::: Excerpt :::
If one looks up the word “soccer” in a dictionary, it gives the following definition: a football game in which two teams consisting of 11 players trying to head or kick a ball into the opponents’ goal. Being the most played sport in the world, its fans are notoriously enthusiastic, even causing riots; however, the United States has yet to catch up to the rest of the world’s passion for soccer, or “football,” as it is called elsewhere.
Soccer’s popularity has risen dramatically amongst the youth in the US with almost all American high schools now having soccer teams, not to mention the various rotary and club leagues available for future soccer stars to hone their skills and talents.
Another reason for soccer’s lukewarm reception in the United States is that it’s a very low-scoring game; it simply does not yield the huge scores of 110-98 that an NBA game may. Two goals–or scores–may not be enough to keep the American publics attention, which is often more geared toward instant gratification. Hockey may also be a lower scoring game, but its brutality often serves up enough excitement for fans.
Soccer has a time clock that continually ticks away regardless of what is happening on the field. Each half may be increased somewhat by what is known as “stoppage time” to allow for play missed because of an injury or a red or yellow card situation; however, stoppage time is kept to a minimum. Conversely, football and basketball stop the clock for timeouts, injuries, and foul situations. Baseball has natural breaks with the changing of innings. Soccer is played in two 45-minute halves with approximately a 15-minute break in between, which unfortunately does not allow time for marketing, those great Super Bowl commercials, and huge half-time extravaganzas.
Further, soccer often allows the score to end in a tie, which is unfathomable by American standards. Most Americans desire games that result with a clear winner and loser. Hence, the need for overtime and extra innings. Americans want closure.
Perhaps soccer’s lack of popularity in America is due to our not having thought of it in the first place, like the all-American top three: American football, basketball and baseball. As a sport, soccer does not have its origins or history here, and, hence, Americans are not the great standouts in it.
Additionally, soccer has more rules than one might think; most of which are not clearly understood by the American public. There is only one referee in soccer and two side refs–most often called “line judges.” Much of soccer’s nuances are wasted on Americans who are use to being able to have physical contact with the ball.
As Americans, we are great at running, hitting, and catching the ball, but to run down field, keeping the ball in play by dribbling it only with the feet seems foreign and is by no means our forte.
Another factor making soccer less attractive to Americans, or in some way less understood, is the whole riot thing. We Americans see rioting as an act reserved for overthrowing government or as a response of extreme defiance in the fact of injustice. We don’t understand it as a response to a sporting event. To many Americans it may even seem staged and not feel real or frightening, but more like something done as a routine response, an expected show put on by the spectators and sports fanatics.
The main reason soccer remains unpopular in the United States is its inability to generate money. The NFL is a billion-dollar industry, and money is more American than apple pie will ever be. Soccer’s lack of revenue will keep it from being popular at the professional level because sponsors and marketing potential are what professional sports are built on in the US. Soccer’s setup does not lend itself to capitalism–having only one ball and not much equipment needed by participants. Americans ask, “Where’s the acquirement, marketshare or revenue?”
::: Supplied information :::
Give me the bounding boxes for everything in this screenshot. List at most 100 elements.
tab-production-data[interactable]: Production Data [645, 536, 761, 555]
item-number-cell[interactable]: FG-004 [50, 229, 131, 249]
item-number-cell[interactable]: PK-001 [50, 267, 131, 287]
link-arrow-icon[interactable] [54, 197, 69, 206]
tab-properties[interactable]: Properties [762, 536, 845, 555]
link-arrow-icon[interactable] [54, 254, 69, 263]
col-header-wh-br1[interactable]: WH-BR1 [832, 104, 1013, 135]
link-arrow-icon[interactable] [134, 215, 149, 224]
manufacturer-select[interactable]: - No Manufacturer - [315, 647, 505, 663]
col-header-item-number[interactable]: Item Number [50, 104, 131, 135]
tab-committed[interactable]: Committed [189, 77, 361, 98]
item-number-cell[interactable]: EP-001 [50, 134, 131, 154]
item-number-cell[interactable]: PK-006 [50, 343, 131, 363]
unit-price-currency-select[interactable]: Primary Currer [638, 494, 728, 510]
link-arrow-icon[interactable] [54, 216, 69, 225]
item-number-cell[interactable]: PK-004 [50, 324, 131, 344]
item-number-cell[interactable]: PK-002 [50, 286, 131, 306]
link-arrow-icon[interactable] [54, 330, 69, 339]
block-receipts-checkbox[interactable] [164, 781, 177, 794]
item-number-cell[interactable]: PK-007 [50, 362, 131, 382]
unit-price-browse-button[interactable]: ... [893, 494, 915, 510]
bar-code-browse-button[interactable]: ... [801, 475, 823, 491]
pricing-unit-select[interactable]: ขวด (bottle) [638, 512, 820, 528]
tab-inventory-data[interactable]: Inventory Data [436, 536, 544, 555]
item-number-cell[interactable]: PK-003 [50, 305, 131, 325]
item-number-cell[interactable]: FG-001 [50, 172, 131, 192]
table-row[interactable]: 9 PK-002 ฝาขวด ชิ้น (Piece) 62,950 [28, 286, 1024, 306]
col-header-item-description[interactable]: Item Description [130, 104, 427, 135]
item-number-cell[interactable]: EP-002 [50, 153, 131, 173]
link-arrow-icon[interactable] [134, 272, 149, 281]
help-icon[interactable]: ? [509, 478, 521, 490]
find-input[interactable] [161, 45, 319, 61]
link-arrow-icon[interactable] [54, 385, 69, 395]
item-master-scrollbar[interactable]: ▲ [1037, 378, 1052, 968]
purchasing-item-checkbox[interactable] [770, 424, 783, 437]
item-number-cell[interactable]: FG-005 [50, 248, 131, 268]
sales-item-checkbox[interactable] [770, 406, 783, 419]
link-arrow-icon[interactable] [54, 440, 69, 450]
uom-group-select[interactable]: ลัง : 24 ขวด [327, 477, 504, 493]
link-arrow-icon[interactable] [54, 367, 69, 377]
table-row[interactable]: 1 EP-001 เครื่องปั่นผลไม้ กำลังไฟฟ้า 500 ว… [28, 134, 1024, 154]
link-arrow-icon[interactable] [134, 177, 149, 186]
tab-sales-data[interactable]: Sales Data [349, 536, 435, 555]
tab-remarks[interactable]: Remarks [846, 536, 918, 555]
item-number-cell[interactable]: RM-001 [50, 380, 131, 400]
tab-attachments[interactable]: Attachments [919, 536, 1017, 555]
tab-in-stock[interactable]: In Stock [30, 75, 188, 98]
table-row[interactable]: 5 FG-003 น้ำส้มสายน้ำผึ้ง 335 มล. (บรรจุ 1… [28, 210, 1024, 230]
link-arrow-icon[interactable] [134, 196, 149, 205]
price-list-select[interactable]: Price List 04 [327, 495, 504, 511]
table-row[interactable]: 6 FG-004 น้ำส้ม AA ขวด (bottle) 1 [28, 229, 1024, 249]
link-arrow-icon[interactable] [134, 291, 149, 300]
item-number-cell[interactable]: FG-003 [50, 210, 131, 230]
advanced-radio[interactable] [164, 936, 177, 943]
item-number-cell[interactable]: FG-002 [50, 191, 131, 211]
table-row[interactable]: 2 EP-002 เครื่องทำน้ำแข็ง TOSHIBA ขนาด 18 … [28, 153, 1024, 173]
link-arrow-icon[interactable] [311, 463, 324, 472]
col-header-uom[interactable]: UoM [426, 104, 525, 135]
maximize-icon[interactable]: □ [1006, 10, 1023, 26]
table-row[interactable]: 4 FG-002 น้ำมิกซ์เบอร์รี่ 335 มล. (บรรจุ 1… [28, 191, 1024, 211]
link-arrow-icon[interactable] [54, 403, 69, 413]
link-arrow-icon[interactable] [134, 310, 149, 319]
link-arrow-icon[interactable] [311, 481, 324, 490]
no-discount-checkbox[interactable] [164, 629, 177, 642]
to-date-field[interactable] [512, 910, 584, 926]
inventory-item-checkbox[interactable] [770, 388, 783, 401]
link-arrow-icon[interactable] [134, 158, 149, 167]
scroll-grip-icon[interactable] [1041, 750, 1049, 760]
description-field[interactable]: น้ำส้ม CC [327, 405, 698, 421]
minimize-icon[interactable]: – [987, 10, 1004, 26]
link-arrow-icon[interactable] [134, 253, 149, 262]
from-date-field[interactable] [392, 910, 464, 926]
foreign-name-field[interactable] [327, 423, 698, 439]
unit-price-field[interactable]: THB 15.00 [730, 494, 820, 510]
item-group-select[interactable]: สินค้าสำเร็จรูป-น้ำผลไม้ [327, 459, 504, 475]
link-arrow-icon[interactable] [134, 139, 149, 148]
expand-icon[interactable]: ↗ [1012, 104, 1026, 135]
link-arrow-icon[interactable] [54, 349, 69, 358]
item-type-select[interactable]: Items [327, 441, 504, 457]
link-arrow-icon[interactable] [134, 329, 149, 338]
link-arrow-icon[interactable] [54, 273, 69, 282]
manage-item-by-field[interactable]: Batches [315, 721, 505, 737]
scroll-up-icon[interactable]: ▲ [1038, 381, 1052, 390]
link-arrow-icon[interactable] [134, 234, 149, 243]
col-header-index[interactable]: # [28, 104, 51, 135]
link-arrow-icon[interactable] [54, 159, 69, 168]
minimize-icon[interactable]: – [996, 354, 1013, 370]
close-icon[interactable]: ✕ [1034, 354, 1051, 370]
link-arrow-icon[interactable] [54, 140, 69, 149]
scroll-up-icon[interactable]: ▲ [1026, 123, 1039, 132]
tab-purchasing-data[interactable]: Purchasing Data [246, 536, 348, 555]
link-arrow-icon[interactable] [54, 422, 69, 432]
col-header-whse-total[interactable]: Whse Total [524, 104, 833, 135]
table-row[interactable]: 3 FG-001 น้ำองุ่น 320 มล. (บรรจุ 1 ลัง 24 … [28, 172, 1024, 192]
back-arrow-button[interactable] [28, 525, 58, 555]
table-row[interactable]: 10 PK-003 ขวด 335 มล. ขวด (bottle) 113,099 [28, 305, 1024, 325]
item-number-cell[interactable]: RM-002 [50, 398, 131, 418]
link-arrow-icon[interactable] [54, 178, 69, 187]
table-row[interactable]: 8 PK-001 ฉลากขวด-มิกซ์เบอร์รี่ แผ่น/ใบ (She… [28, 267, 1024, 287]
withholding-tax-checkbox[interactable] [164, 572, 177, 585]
:::
→ **Task 1**:
Answer these questions about the essay on soccer in the United States:
(a) How long is each half of a soccer game?
(b) How many referees and side refs does soccer have?
(c) What does the essay give as the main reason soccer remains unpopular in the United States?
→ **Task 2**:
Please recast the paragraph of the soccer essay that begins "Soccer has a time clock" as a short bulleted list that keeps its main facts.
→ **Task 3**:
Carry on the essay on soccer in the United States, starting after its last sentence.
The listing was taken from a separate source.

→ **Written reply 1**:
(a) 45 minutes.
(b) One referee and two side refs, most often called "line judges."
(c) Its inability to generate money.

→ **Written reply 2**:
- Soccer's clock runs continuously, regardless of what happens on the field.
- Each half may be extended slightly by "stoppage time" for play missed because of injuries or red or yellow card situations, but stoppage time is kept to a minimum.
- Football and basketball stop the clock for timeouts, injuries and fouls, and baseball has natural breaks between innings.
- A game is two 45-minute halves with about a 15-minute break, which leaves no time for marketing, Super Bowl-style commercials or huge half-time extravaganzas.

→ **Written reply 3**:
Until industries and corporations can make soccer into a moneymaker as it has done with football and other sports, soccer really doesn’t have a chance. Its popularity shall never threaten the NFL or the NBA.
Steve Shepard, a KHSAA-certified official, was interviewed for this story December 6, 2009. Shepard is a former varsity soccer coach for the Madisonville-North Hopkins High School Lady Maroons Soccer team and has played soccer at the high school, college, and semi-pro level.
Q. Mr. Shepard – Can you tell me what your thoughts are about why soccer is not as big here in the United States as it is in other countries?
R. For one, there is no stoppage time in soccer, and it puts a severe hindrance on the marketing ability of soccer with sponsors. However, it is very big with the youth in the United States, and I have avidly worked with many groups over the years as a coach, so I know that it is well accepted with the younger crowd and youth organizations.
Q. Mr. Shepard, what do you think was the turning point for soccer, and what will be the deciding factor that will make or break the sport?
R. I think everyone enjoyed watching the women win the World Cup in 1999, and soccer has grown in leaps and bounds ever since not to mention David Beckham’s playing for LA Galaxy has brought an added amount of attention to the sport. If the media would just pay more attention to the sport and the sponsors would back the sport along with the players, I think Americans would take notice of the sport more. The lack of it not being televised further prevents it from being more readily available to Americans, which, in turn, prevents Americans the opportunity of learning to enjoy the sport.
Q. Do you think that David Beckham will stay in the United States?
R. No, not really. However, I am sure the popularity of soccer is still going to maintain growth. Now everyone is starting to see how overall the sport has grown in popularity with the public and with the media.
Thank you for your time, Mr. Shepard. I appreciate it and am sure my readers shall also appreciate your comments.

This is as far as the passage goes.